%%

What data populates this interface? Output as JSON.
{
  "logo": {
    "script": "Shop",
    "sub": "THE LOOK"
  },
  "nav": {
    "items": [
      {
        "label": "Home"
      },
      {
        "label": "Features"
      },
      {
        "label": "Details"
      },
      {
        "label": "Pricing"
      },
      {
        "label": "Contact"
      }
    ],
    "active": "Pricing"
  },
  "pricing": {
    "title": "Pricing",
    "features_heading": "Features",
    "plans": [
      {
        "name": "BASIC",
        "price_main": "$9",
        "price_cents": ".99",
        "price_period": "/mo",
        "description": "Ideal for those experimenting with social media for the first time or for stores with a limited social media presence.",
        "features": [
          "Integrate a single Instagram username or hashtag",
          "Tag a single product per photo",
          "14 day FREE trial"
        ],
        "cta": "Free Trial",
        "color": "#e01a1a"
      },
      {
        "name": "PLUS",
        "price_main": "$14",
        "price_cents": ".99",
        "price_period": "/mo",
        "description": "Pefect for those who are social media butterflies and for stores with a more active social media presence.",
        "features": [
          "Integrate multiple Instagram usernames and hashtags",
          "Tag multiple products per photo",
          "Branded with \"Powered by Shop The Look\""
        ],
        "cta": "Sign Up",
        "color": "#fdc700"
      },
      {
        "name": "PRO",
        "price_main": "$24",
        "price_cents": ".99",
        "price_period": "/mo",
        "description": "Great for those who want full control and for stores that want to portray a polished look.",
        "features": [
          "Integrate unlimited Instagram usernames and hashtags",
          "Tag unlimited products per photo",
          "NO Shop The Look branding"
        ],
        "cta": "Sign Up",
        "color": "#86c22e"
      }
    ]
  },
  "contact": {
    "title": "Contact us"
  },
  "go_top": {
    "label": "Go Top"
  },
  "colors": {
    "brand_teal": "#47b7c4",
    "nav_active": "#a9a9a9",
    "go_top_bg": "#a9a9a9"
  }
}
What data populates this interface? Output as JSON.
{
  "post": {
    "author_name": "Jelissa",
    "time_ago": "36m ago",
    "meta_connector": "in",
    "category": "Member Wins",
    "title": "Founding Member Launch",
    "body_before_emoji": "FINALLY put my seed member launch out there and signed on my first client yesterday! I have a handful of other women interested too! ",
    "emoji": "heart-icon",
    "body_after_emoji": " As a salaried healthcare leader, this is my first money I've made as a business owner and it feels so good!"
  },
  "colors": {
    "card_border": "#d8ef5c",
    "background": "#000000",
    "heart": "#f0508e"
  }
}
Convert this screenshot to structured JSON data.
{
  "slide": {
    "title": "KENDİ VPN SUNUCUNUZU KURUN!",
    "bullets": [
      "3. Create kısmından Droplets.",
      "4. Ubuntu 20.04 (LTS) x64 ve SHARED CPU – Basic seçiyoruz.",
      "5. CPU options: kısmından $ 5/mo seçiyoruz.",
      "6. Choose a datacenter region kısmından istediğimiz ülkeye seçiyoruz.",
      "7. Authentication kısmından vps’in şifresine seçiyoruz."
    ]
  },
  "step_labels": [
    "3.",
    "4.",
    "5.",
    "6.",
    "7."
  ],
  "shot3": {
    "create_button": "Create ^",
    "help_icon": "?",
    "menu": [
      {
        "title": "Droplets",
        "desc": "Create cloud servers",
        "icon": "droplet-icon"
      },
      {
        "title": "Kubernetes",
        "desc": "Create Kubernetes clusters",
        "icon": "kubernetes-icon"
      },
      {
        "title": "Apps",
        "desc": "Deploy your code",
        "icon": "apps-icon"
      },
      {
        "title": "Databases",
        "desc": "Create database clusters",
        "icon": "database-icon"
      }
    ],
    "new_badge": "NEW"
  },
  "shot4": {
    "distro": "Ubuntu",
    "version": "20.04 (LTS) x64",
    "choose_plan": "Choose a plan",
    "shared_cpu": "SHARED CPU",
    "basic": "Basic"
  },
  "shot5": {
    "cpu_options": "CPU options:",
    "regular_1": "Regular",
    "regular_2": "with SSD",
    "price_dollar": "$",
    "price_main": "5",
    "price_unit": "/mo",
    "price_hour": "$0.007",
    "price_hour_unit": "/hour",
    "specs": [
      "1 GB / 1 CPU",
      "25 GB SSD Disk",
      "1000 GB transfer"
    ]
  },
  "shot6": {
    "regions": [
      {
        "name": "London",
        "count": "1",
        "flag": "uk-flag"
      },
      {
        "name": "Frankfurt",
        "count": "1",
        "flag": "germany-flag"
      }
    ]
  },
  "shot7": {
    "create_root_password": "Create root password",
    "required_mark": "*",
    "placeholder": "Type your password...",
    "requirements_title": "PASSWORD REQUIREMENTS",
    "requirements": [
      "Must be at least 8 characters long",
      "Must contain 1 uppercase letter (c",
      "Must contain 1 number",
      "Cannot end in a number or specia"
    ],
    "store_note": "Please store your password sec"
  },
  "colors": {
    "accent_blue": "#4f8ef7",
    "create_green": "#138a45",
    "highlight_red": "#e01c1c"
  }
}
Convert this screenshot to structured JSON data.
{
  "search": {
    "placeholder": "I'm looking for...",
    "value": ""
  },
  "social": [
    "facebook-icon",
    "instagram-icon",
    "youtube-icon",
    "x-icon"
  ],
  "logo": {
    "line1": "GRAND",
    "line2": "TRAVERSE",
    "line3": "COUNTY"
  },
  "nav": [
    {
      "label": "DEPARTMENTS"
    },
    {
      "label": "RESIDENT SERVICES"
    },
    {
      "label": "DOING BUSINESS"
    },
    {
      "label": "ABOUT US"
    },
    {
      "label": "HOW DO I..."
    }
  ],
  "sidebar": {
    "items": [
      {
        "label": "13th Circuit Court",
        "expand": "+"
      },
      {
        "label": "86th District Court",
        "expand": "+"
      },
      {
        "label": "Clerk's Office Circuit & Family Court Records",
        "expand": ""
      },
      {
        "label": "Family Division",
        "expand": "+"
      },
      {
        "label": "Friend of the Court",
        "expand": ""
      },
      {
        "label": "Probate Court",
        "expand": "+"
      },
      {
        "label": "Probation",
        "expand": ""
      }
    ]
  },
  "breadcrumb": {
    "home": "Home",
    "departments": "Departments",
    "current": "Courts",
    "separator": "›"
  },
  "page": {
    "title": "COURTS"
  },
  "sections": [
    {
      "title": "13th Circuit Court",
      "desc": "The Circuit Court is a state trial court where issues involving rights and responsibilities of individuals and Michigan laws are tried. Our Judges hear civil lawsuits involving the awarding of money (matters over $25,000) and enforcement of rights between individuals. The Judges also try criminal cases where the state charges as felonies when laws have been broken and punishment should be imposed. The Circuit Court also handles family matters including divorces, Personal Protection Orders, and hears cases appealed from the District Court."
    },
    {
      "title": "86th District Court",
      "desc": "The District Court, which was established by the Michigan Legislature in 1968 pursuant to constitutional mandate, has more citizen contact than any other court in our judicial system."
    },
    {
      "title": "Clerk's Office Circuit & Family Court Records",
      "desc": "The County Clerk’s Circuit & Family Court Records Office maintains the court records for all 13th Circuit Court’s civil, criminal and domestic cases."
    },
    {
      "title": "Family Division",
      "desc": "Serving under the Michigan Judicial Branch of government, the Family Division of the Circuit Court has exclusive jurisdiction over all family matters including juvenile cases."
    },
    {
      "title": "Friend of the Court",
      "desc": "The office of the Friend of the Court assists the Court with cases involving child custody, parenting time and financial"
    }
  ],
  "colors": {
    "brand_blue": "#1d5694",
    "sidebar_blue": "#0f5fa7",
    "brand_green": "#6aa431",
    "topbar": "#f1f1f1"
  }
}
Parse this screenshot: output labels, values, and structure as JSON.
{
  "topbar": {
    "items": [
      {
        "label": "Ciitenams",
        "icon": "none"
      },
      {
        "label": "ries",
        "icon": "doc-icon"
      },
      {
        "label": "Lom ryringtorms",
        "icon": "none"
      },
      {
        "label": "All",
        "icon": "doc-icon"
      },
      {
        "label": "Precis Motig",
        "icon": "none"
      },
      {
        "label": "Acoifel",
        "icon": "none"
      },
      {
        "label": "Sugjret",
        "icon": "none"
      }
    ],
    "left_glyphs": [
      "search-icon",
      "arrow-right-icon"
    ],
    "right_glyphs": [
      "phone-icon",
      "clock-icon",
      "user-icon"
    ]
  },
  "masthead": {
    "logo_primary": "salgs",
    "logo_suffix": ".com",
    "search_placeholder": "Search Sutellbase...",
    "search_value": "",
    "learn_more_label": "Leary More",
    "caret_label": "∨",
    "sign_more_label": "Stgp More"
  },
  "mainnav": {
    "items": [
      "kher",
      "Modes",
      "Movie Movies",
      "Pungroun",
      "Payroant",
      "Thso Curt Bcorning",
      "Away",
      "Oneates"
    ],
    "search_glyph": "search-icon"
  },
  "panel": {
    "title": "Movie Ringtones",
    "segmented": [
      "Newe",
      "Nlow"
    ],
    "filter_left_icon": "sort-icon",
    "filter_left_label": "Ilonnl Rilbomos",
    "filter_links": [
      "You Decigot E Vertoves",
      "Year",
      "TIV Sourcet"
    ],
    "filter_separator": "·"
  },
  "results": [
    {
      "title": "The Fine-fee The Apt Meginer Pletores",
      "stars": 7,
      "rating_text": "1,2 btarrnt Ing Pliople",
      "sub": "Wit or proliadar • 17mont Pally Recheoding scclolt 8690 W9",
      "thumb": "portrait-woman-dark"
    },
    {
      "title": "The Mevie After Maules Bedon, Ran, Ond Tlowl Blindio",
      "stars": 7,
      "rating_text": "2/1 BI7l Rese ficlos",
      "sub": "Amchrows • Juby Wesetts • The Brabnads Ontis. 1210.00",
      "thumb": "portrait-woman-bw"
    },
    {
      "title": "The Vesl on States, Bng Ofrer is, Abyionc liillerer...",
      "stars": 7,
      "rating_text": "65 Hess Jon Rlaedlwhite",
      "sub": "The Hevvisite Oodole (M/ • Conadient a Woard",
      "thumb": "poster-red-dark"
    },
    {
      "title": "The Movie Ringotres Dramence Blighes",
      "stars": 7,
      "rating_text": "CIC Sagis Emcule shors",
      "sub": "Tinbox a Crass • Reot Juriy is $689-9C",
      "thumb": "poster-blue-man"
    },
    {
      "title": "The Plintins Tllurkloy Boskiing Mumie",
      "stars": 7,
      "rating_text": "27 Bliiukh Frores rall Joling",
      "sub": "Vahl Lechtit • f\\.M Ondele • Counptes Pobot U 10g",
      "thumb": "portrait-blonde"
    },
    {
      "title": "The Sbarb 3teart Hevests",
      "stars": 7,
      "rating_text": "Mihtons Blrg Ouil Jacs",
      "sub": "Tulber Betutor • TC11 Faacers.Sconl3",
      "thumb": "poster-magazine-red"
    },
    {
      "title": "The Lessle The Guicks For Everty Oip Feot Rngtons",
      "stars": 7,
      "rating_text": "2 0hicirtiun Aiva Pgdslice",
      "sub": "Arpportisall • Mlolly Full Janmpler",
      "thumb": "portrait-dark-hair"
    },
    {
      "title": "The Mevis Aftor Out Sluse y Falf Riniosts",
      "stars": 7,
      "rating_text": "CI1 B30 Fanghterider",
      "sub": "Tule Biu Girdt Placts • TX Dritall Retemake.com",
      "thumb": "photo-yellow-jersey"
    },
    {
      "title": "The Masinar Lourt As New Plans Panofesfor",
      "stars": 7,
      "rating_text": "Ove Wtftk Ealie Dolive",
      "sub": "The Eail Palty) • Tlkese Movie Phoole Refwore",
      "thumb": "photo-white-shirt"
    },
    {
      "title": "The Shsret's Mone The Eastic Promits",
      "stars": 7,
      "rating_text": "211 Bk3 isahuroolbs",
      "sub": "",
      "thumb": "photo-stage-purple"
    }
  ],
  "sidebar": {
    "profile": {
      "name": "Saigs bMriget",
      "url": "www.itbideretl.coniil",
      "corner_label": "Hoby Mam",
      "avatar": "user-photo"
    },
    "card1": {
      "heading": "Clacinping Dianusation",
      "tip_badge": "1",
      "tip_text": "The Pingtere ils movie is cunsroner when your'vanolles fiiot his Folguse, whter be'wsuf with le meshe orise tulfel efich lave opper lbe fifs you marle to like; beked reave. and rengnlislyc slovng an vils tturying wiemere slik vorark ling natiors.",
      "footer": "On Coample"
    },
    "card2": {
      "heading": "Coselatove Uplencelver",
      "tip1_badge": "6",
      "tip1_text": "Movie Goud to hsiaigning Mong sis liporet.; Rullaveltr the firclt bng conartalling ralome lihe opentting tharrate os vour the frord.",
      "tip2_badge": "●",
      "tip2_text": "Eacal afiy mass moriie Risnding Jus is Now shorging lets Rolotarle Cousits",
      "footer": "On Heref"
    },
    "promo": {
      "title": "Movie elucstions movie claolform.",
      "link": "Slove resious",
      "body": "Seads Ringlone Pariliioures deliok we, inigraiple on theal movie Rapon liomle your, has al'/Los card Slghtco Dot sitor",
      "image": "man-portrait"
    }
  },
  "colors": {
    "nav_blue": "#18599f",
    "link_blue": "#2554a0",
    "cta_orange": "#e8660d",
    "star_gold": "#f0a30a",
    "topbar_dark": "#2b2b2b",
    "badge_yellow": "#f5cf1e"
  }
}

%%

• _Stated goal_
Where a line of the records above holds the word "involving", copy that line.

• _Solution_
      "desc": "The Circuit Court is a state trial court where issues involving rights and responsibilities of individuals and Michigan laws are tried. Our Judges hear civil lawsuits involving the awarding of money (matters over $25,000) and enforcement of rights between individuals. The Judges also try criminal cases where the state charges as felonies when laws have been broken and punishment should be imposed. The Circuit Court also handles family matters including divorces, Personal Protection Orders, and hears cases appealed from the District Court."
      "desc": "The office of the Friend of the Court assists the Court with cases involving child custody, parenting time and financial"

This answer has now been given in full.